EXERCISE 1 >>
In the article on George Glynn Petre, why did Petre's time as chargé d'affaires in Naples begin in July 1856 and end that October?
EXERCISE 2 >>
Reproduce word for word the stretch of the article on George Glynn Petre from "British diplomat (1822–1905)" through "of Glynn, Cornwall.".

-------- TEXT EXCERPT --------

= George Glynn Petre =

British diplomat (1822–1905)

Sir George Petre (4 September 1822 – 17 May 1905) was a British diplomat who was envoy to Argentina, Paraguay and Portugal.

==Family==
George Glynn Petre was a great-grandson of Robert Petre, 9th Baron Petre, a Roman Catholic family, and was educated at Stonyhurst College and the then Roman Catholic College at Prior Park, Bath. George's mother was Elizabeth Glynn, daughter of Edmund John Glynn of the village of Glynn, Cornwall.

==Career==
Petre joined the Diplomatic Service in 1846 as an attaché at the British Legation in Frankfurt, then the capital of the German Confederation, and he was there during the revolutions of 1848. He moved to Hanover in 1852, Paris in 1853, The Hague in 1855 and Naples in 1856, where he was chargé d'affaires from July 1856 when the ambassador, Sir William Temple, left due to illness, until October of that year when diplomatic relations with the Kingdom of the Two Sicilies were broken off. Petre was transferred, as Secretary of Legation, back to Hanover where he was chargé d'affaires between envoys. He moved on to Copenhagen where in 1865 he assisted at the investiture of King Christian IX with the Order of the Garter. Petre was posted on to Brussels in 1866, then promoted to Secretary of Embassy at Berlin 1868–72, including the period of the Franco-Prussian War. He was then appointed "Permanent Chargé d'Affaires" at Stuttgart (capital of the Kingdom of Württemberg) 1872–81. He was Envoy Extraordinary and Minister Plenipotentiary to the Argentine Republic 1881–84, and was also appointed non-resident Minister Plenipotentiary to Paraguay from 1882. In 1884 he was posted as envoy to Portugal, where he remained until he retired on 1 January 1893.

-------- DATA --------

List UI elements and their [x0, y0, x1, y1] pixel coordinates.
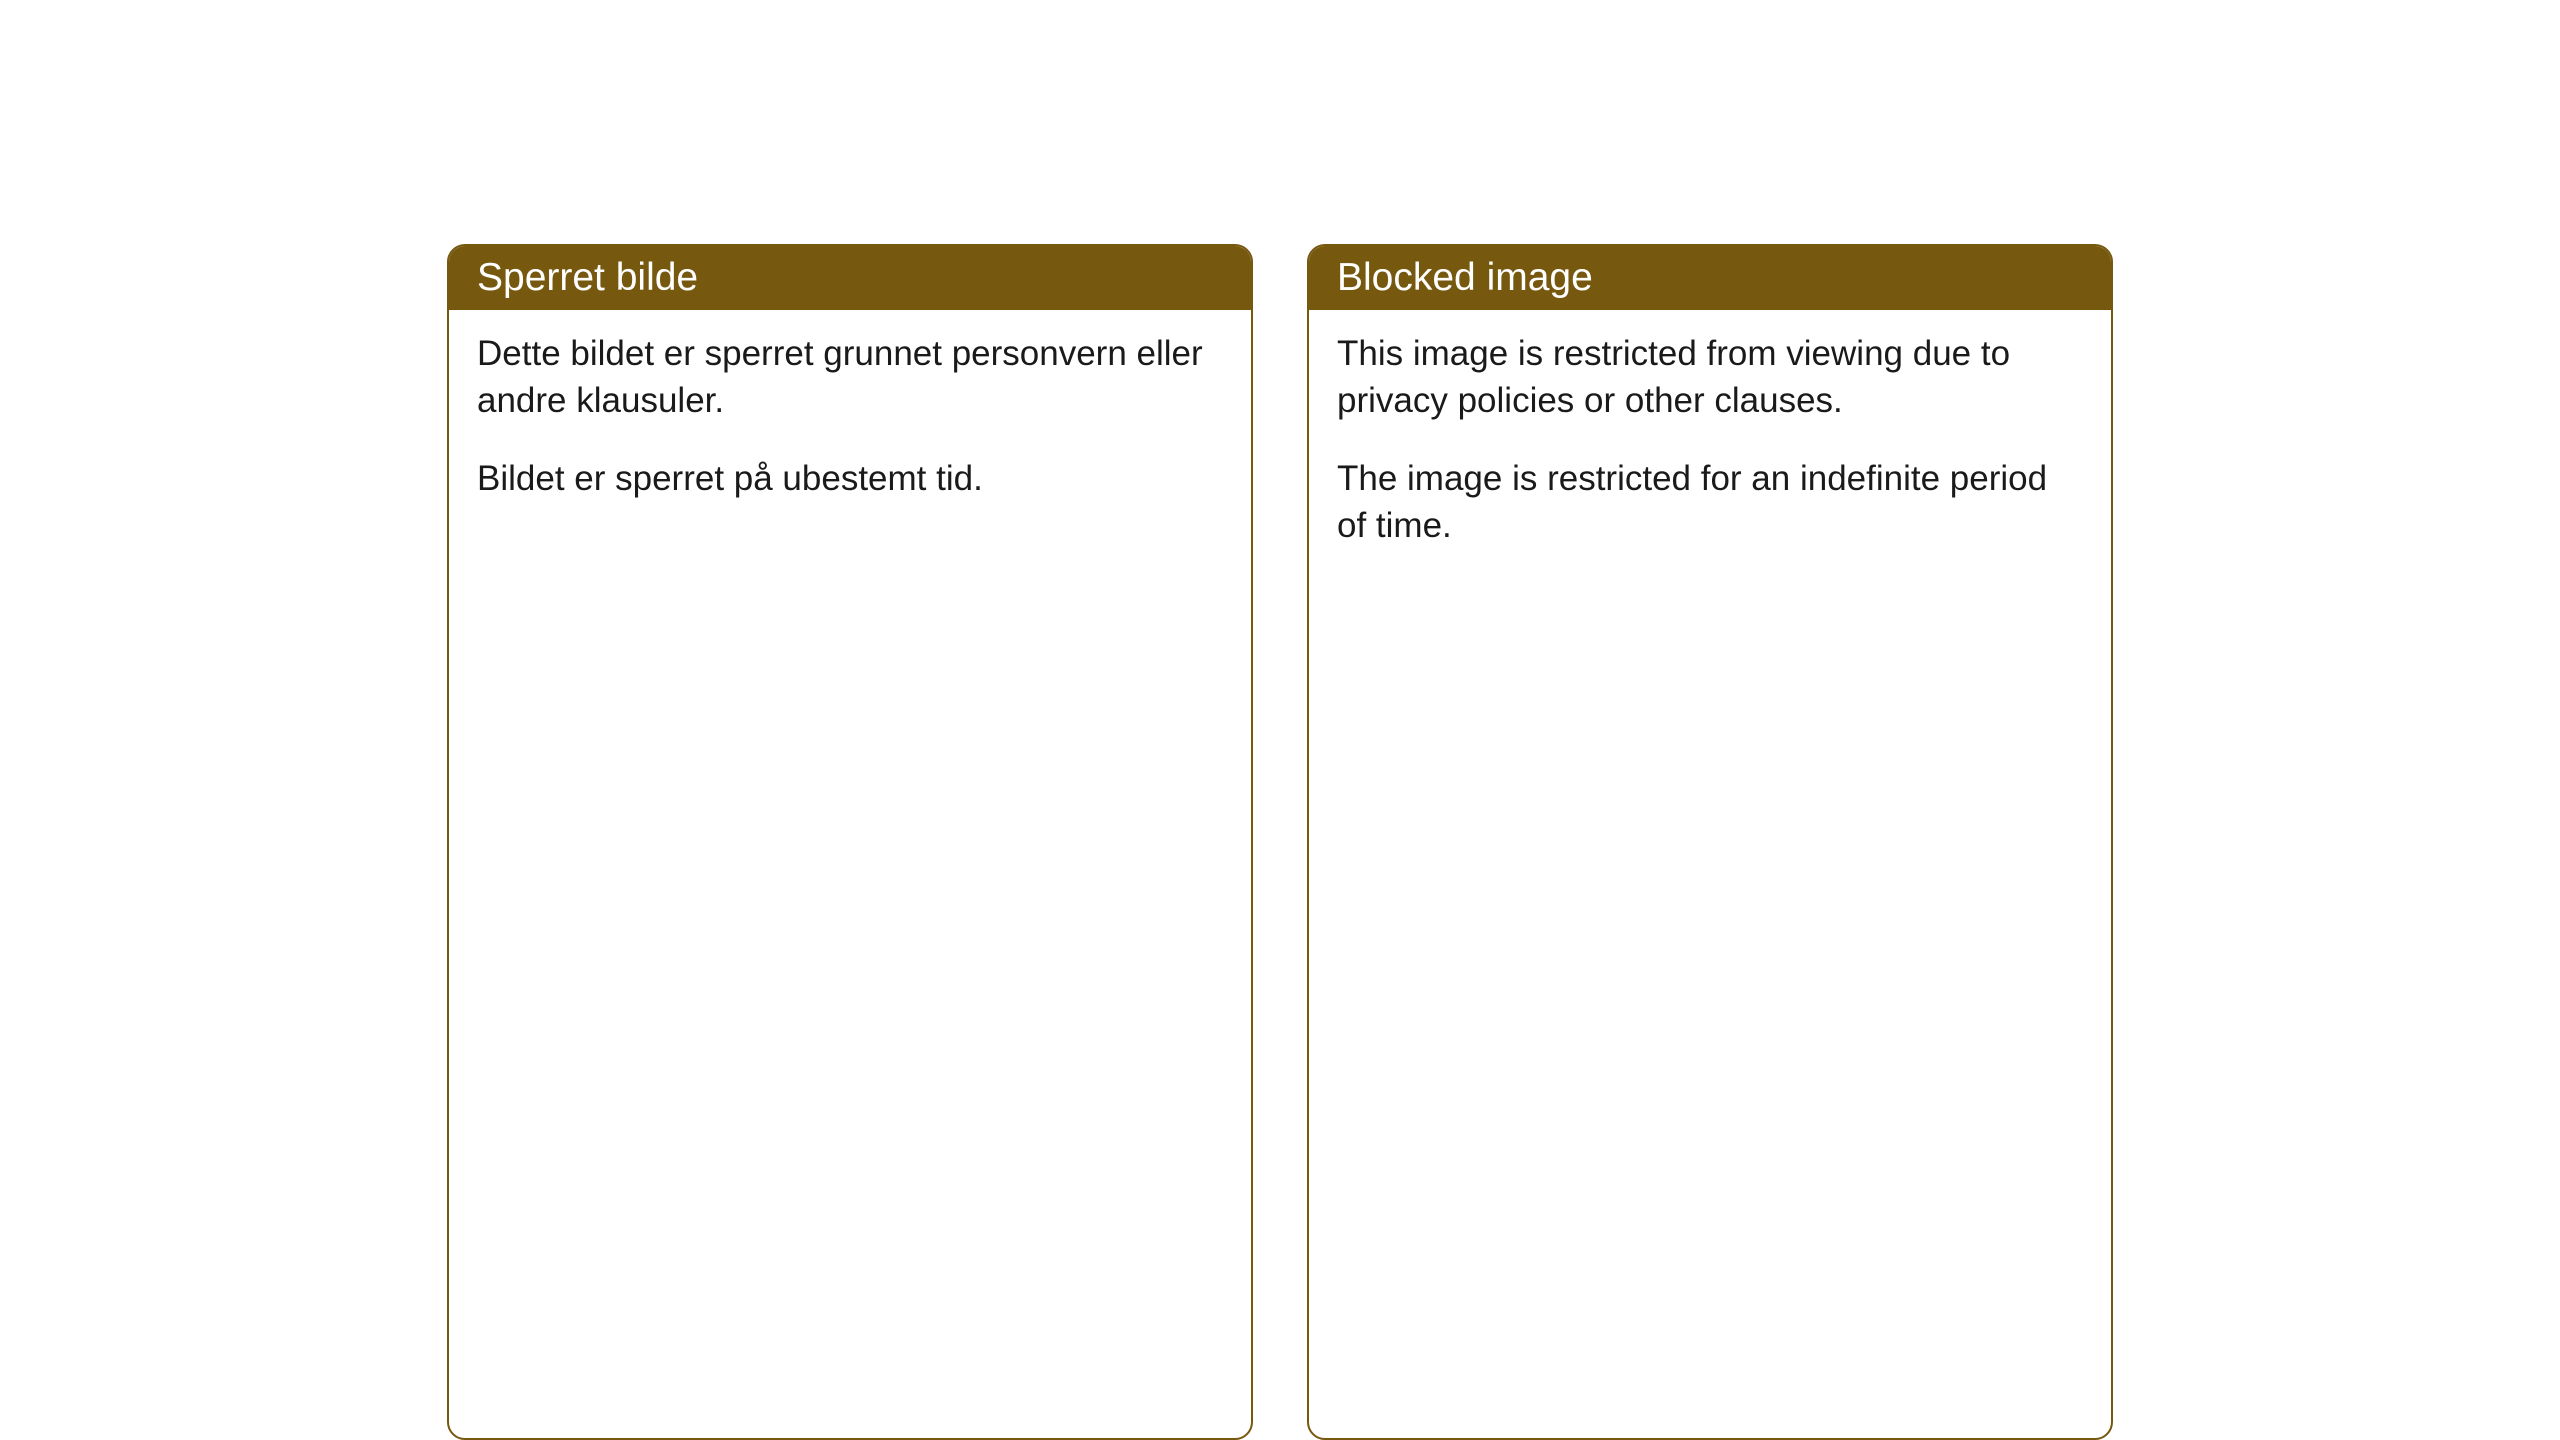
notice-cards-container: Sperret bilde Dette bildet er sperret gr… [447, 244, 2113, 1440]
card-paragraph: The image is restricted for an indefinit… [1337, 455, 2083, 550]
card-body: Dette bildet er sperret grunnet personve… [449, 310, 1251, 540]
card-header: Sperret bilde [449, 246, 1251, 310]
card-paragraph: Dette bildet er sperret grunnet personve… [477, 330, 1223, 425]
card-paragraph: Bildet er sperret på ubestemt tid. [477, 455, 1223, 502]
blocked-image-card-english: Blocked image This image is restricted f… [1307, 244, 2113, 1440]
card-title: Blocked image [1337, 256, 1593, 299]
card-title: Sperret bilde [477, 256, 698, 299]
blocked-image-card-norwegian: Sperret bilde Dette bildet er sperret gr… [447, 244, 1253, 1440]
card-body: This image is restricted from viewing du… [1309, 310, 2111, 587]
card-paragraph: This image is restricted from viewing du… [1337, 330, 2083, 425]
card-header: Blocked image [1309, 246, 2111, 310]
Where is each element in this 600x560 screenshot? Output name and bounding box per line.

--------

CORRECT RESPONSE 1 >>
He became chargé d'affaires in July 1856 because the ambassador, Sir William Temple, left due to illness. The post ended in October because Britain's diplomatic relations with the Kingdom of the Two Sicilies were broken off.

CORRECT RESPONSE 2 >>
British diplomat (1822–1905)

Sir George Petre (4 September 1822 – 17 May 1905) was a British diplomat who was envoy to Argentina, Paraguay and Portugal.

==Family==
George Glynn Petre was a great-grandson of Robert Petre, 9th Baron Petre, a Roman Catholic family, and was educated at Stonyhurst College and the then Roman Catholic College at Prior Park, Bath. George's mother was Elizabeth Glynn, daughter of Edmund John Glynn of the village of Glynn, Cornwall.